State how many lines of the entries hold the string "personne", and nothing more.

*** Extracted information

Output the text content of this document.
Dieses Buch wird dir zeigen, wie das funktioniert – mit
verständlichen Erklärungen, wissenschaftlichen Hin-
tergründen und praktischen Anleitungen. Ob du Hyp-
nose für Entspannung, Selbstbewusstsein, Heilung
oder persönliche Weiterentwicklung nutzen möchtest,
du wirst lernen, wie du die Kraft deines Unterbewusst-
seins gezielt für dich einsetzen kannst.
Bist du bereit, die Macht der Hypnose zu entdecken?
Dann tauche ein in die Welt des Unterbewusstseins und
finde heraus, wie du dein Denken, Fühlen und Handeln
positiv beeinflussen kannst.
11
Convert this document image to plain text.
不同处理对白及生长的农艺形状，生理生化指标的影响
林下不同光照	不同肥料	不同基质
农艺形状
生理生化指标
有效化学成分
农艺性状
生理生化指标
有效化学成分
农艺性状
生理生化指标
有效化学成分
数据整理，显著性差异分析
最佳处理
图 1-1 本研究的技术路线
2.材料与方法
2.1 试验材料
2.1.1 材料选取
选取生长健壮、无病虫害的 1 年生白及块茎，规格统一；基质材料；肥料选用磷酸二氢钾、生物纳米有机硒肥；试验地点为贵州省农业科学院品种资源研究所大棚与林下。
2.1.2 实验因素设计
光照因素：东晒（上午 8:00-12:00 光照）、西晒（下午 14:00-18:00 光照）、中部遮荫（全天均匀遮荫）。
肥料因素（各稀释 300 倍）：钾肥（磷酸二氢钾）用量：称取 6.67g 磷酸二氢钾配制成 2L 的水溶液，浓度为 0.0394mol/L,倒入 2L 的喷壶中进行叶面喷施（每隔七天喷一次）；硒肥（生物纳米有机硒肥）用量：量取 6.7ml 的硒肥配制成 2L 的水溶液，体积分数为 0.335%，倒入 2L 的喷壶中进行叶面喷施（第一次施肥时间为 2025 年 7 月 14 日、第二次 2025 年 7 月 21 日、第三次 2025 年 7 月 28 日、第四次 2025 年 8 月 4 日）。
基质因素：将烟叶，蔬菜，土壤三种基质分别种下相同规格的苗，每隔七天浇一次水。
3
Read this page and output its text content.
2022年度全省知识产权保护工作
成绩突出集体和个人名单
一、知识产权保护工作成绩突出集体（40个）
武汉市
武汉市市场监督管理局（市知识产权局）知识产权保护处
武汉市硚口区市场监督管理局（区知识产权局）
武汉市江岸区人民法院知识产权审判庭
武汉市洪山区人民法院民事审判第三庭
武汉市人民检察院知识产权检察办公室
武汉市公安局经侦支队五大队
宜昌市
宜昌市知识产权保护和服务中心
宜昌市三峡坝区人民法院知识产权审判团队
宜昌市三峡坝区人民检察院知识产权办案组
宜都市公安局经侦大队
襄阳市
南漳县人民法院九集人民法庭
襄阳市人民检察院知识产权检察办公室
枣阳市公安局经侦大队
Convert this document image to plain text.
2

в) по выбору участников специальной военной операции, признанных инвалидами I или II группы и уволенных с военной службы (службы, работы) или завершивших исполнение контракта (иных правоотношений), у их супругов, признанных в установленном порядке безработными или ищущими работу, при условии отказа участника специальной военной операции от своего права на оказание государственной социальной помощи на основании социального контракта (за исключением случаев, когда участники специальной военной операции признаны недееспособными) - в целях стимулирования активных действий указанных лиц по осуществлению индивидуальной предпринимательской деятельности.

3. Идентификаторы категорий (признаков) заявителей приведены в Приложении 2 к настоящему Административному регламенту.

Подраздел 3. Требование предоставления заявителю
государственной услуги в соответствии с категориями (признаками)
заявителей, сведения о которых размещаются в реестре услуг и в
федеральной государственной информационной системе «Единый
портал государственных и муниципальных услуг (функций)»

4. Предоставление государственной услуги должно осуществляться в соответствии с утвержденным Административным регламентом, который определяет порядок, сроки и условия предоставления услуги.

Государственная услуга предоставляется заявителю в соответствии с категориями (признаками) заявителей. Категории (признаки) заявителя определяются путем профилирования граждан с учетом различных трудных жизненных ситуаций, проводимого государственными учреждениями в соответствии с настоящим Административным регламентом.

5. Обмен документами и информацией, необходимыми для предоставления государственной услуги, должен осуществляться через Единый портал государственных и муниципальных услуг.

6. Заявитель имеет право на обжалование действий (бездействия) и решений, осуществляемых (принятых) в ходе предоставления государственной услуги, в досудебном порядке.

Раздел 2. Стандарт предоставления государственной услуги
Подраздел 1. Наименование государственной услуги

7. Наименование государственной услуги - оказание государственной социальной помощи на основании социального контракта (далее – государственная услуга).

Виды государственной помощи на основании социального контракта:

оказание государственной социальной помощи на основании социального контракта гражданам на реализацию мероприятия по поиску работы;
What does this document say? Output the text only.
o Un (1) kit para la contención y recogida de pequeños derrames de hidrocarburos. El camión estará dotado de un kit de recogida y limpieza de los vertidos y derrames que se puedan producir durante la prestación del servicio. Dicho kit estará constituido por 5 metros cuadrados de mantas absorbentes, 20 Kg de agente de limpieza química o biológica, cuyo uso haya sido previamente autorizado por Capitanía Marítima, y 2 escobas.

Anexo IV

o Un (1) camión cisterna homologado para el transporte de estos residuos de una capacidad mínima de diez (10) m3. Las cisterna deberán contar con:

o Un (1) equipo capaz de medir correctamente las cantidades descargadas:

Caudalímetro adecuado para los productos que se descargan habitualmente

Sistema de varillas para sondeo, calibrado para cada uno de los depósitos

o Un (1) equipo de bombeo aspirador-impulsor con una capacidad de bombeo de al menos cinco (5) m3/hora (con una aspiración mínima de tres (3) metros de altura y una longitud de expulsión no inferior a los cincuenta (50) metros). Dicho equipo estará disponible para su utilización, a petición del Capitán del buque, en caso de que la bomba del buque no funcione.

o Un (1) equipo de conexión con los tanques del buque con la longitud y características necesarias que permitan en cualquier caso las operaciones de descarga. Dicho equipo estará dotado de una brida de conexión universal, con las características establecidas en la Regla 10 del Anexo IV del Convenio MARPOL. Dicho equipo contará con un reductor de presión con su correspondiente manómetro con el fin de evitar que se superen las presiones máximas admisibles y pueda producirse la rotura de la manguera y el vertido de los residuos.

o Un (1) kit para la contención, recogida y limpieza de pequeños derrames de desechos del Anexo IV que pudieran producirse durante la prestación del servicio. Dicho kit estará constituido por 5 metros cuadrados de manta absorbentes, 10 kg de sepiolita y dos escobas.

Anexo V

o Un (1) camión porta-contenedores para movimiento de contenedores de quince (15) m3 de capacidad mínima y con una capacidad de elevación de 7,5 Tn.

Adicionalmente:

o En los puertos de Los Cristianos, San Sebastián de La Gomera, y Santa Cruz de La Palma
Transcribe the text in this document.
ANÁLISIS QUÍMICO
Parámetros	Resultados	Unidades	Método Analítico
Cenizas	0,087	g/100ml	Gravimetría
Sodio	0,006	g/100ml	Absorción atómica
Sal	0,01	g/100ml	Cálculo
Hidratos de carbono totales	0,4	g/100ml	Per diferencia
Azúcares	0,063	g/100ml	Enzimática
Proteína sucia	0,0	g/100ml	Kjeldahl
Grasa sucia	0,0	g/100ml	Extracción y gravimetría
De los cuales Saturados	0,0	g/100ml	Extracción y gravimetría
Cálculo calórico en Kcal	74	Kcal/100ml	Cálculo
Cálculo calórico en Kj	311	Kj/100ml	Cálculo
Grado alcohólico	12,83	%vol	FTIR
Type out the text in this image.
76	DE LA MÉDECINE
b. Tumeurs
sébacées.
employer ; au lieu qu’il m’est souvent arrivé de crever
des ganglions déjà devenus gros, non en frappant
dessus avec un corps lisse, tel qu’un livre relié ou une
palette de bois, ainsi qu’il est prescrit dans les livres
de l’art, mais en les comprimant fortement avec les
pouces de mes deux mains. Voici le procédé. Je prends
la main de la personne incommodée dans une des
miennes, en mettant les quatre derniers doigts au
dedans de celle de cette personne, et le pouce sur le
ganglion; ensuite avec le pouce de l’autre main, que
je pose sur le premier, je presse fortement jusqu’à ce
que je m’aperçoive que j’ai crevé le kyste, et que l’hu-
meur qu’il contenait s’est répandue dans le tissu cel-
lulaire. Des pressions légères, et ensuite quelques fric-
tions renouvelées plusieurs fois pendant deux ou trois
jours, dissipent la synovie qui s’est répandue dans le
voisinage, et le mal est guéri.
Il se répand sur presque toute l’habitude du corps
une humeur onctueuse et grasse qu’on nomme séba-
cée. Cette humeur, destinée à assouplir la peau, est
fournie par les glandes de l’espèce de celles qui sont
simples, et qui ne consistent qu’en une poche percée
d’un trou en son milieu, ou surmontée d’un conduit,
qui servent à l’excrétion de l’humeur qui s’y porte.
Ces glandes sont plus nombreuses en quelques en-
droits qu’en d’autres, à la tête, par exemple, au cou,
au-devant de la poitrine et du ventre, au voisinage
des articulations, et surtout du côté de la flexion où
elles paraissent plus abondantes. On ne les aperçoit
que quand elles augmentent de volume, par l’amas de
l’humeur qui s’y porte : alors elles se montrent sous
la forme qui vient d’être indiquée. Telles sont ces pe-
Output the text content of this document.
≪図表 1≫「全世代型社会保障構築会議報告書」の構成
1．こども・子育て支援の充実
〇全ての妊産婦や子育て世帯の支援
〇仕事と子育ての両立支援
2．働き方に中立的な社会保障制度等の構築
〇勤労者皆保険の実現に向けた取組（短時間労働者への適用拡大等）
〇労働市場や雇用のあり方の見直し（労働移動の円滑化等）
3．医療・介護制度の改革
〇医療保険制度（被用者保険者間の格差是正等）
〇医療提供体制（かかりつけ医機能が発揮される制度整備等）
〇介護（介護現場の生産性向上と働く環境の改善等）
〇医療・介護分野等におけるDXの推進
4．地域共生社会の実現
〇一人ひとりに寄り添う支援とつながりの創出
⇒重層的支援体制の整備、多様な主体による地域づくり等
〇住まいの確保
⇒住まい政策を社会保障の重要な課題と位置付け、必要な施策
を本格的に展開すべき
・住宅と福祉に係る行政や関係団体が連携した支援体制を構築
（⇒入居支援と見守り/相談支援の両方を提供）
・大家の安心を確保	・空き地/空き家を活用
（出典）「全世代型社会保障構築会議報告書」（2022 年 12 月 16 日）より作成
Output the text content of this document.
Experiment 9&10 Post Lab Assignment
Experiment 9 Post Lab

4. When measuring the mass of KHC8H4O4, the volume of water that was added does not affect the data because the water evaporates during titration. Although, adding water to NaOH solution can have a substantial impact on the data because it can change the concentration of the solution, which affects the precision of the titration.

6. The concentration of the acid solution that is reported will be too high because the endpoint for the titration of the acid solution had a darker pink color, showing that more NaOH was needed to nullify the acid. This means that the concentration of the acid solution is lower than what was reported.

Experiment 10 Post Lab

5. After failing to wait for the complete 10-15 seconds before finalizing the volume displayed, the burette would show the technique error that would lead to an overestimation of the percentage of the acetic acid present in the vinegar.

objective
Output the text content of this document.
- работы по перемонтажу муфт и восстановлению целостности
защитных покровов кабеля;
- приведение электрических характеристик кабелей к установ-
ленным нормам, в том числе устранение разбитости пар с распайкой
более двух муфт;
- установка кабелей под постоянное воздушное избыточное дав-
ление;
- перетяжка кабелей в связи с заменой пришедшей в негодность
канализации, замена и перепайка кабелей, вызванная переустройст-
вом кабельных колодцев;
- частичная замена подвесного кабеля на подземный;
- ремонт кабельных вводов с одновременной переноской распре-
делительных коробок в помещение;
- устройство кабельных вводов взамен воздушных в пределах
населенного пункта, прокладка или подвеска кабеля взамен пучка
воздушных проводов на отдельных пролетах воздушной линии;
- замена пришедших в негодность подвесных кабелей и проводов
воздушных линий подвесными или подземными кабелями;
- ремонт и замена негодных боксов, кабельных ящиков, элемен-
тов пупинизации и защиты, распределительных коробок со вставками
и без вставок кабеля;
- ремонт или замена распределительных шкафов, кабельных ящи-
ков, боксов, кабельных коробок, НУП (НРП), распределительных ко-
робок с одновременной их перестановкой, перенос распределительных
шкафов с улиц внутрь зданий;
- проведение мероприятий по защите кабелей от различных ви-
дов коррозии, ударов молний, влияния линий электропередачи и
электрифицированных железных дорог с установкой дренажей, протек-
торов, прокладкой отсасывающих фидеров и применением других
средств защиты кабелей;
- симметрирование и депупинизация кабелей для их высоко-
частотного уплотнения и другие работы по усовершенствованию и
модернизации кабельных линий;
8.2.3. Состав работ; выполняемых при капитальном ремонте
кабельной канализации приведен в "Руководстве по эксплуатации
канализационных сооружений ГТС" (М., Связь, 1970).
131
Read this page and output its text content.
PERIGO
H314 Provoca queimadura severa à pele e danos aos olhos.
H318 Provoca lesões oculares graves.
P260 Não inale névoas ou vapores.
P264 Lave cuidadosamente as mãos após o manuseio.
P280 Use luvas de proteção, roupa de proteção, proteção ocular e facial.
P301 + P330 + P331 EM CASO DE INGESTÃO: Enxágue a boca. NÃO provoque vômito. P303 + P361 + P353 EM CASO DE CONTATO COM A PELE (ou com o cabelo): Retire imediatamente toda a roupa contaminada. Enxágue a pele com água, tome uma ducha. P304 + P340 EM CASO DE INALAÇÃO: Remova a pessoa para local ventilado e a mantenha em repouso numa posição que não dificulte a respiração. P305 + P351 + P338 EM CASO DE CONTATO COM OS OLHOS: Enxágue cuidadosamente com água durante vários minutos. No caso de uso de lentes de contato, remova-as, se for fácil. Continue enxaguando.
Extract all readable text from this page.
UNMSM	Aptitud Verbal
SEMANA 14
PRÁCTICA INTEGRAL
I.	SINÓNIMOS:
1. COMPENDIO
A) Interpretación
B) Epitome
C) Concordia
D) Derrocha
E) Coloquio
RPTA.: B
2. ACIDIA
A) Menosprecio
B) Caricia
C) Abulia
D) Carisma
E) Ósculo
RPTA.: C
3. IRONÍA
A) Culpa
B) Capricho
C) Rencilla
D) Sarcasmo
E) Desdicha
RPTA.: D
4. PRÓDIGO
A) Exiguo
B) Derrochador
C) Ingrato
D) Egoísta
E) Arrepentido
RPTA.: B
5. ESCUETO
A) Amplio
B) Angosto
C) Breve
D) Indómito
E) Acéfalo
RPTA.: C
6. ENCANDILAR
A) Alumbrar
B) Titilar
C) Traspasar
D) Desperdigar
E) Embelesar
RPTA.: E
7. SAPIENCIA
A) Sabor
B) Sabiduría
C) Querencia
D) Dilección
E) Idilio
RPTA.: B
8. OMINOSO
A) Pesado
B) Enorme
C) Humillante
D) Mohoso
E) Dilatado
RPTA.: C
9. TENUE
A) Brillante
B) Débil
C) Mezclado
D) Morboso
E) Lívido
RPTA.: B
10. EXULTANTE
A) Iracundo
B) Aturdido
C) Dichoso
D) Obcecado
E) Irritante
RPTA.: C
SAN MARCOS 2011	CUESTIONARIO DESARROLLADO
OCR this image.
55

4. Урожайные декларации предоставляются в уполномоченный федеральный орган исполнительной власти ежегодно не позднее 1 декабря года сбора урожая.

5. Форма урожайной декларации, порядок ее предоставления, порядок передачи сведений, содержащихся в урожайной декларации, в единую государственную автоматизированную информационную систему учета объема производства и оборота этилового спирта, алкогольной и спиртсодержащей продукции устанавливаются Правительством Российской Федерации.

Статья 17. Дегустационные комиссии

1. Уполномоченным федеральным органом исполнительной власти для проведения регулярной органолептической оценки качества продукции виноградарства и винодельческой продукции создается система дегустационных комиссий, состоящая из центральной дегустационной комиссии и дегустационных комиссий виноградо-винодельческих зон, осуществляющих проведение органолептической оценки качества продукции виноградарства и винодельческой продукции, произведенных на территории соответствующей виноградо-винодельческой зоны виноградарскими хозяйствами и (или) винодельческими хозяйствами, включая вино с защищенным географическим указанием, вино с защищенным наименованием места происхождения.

******

**Answer to this task**
2